Stated exercise. Select and copy out every line in the records containing "sans".
▼▼▼
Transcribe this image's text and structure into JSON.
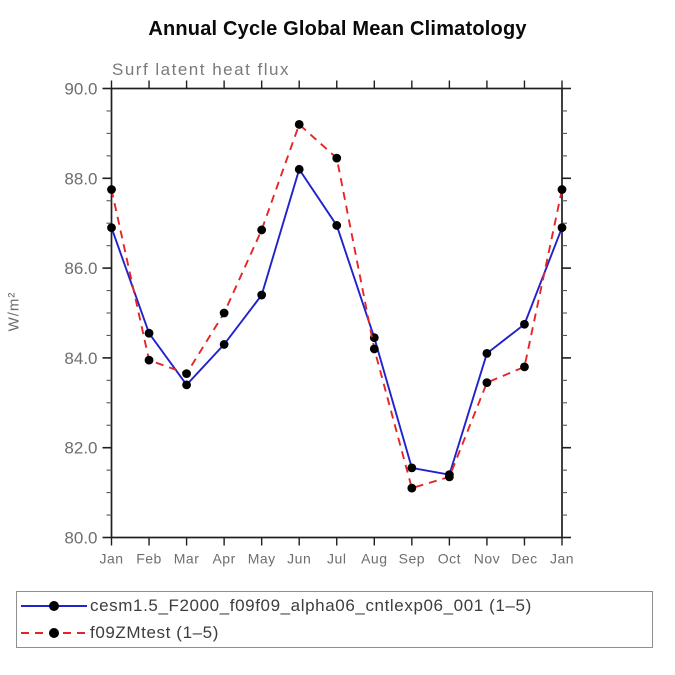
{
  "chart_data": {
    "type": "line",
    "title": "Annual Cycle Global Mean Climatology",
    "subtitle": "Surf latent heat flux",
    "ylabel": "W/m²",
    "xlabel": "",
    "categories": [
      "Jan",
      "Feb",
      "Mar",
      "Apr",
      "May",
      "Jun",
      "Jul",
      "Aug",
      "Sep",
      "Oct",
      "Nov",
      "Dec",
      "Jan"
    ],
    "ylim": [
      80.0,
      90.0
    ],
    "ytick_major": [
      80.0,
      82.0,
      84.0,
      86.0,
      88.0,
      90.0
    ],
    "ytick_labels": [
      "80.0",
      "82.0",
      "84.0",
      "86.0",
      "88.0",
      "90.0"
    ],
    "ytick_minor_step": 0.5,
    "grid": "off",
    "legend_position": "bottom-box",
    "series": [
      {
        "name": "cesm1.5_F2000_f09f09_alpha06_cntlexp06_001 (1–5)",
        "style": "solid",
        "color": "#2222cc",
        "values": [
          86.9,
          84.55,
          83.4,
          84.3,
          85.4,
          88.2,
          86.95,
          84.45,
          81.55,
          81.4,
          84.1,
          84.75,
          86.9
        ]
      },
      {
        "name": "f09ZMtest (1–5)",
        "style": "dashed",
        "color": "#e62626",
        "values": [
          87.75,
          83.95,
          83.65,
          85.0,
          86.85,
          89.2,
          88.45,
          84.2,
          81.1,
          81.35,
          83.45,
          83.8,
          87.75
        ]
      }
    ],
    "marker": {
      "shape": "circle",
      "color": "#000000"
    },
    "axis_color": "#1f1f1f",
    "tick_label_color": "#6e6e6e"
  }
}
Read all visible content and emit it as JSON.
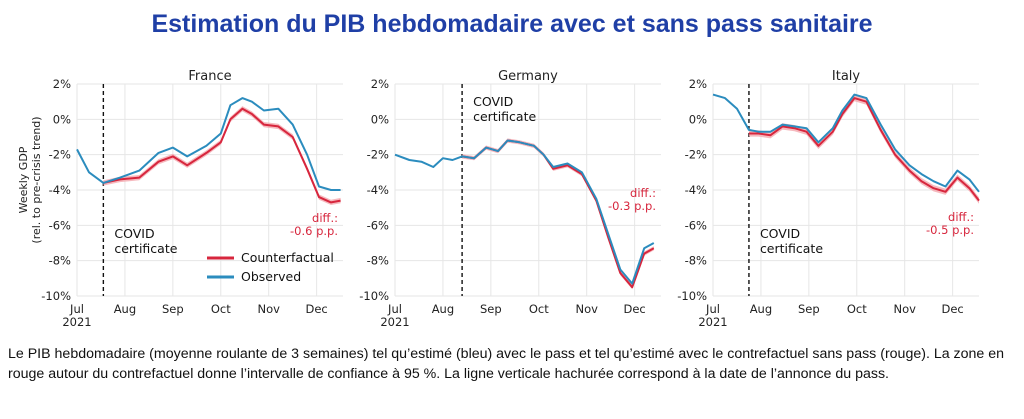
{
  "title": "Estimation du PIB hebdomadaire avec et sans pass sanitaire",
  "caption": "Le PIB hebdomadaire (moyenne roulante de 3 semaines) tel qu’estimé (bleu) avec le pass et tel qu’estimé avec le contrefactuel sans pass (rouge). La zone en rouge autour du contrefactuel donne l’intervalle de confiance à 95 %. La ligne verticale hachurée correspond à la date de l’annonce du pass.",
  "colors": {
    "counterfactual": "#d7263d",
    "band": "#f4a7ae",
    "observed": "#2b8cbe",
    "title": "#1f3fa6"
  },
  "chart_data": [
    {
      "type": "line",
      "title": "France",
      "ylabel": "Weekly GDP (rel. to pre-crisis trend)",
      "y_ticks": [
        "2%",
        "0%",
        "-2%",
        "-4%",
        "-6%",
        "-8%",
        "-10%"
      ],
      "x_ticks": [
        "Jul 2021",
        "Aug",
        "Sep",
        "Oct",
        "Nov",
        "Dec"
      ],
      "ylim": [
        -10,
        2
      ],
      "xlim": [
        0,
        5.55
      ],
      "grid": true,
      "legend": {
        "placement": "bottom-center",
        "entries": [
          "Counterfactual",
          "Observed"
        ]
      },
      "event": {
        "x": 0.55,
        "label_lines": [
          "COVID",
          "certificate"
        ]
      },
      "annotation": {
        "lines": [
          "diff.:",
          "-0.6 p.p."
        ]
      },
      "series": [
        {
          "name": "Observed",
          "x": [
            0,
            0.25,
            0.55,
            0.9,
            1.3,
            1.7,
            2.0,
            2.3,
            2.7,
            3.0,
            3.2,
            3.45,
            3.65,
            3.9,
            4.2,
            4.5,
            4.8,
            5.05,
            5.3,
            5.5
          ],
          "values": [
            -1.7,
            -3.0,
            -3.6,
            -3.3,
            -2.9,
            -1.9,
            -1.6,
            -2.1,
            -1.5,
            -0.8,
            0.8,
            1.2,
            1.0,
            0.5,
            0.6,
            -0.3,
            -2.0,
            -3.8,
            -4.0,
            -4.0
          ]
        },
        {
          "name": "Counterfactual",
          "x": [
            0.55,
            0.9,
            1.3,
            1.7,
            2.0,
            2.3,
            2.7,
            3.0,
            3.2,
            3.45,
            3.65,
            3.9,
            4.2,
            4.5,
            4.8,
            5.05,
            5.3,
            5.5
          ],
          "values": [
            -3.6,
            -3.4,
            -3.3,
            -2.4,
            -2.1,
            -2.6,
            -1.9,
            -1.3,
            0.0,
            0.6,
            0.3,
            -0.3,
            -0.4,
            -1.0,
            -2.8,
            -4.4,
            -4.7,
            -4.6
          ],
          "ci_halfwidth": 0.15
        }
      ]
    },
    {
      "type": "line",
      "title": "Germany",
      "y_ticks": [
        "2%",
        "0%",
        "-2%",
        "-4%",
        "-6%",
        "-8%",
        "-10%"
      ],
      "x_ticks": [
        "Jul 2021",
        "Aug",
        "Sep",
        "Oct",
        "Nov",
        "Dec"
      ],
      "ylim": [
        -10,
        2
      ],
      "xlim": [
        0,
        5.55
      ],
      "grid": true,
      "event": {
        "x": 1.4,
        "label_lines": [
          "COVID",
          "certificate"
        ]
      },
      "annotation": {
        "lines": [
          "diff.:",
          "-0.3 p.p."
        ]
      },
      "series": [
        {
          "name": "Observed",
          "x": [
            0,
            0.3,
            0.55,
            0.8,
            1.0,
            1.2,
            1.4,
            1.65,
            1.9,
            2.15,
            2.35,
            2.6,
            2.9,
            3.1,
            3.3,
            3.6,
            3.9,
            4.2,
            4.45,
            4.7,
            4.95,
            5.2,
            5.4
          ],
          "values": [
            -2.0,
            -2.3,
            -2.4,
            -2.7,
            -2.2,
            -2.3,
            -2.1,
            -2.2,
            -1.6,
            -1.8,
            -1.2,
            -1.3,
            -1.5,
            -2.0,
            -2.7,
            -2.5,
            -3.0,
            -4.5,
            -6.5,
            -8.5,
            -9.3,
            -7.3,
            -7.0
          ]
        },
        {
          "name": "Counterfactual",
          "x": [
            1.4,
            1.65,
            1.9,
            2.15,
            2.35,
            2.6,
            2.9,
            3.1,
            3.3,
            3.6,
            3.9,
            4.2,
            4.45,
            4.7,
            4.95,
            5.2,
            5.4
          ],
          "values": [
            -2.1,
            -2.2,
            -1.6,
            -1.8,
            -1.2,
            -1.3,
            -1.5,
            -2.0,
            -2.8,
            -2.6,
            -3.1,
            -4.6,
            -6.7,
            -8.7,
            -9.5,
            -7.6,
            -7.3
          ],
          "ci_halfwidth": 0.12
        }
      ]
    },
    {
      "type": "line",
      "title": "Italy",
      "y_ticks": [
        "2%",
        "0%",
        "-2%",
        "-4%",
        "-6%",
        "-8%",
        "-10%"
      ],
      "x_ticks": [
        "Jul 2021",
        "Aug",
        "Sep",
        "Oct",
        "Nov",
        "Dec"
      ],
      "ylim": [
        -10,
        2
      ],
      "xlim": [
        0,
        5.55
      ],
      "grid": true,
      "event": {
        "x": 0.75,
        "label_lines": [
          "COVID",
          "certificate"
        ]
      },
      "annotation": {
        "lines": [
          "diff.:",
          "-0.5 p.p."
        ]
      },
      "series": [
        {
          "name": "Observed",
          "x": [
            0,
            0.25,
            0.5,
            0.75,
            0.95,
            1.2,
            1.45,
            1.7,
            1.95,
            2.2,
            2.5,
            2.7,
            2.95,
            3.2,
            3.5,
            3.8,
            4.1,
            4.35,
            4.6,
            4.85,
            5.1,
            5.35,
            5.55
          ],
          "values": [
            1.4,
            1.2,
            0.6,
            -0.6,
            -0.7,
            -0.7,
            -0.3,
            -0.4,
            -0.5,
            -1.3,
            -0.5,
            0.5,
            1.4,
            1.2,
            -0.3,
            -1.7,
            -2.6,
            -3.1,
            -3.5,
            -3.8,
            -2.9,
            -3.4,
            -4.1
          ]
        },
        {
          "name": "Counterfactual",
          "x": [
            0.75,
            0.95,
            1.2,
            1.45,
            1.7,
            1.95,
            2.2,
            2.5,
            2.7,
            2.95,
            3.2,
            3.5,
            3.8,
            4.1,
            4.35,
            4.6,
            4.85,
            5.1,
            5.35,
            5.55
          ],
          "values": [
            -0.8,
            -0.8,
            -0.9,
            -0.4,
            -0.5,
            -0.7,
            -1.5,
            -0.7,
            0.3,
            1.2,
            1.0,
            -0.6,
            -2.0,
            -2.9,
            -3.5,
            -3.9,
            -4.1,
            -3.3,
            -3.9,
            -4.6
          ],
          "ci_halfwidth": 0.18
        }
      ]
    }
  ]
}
▲▲▲
Response.
  "title": "Estimation du PIB hebdomadaire avec et sans pass sanitaire",
  "caption": "Le PIB hebdomadaire (moyenne roulante de 3 semaines) tel qu’estimé (bleu) avec le pass et tel qu’estimé avec le contrefactuel sans pass (rouge). La zone en rouge autour du contrefactuel donne l’intervalle de confiance à 95 %. La ligne verticale hachurée correspond à la date de l’annonce du pass.",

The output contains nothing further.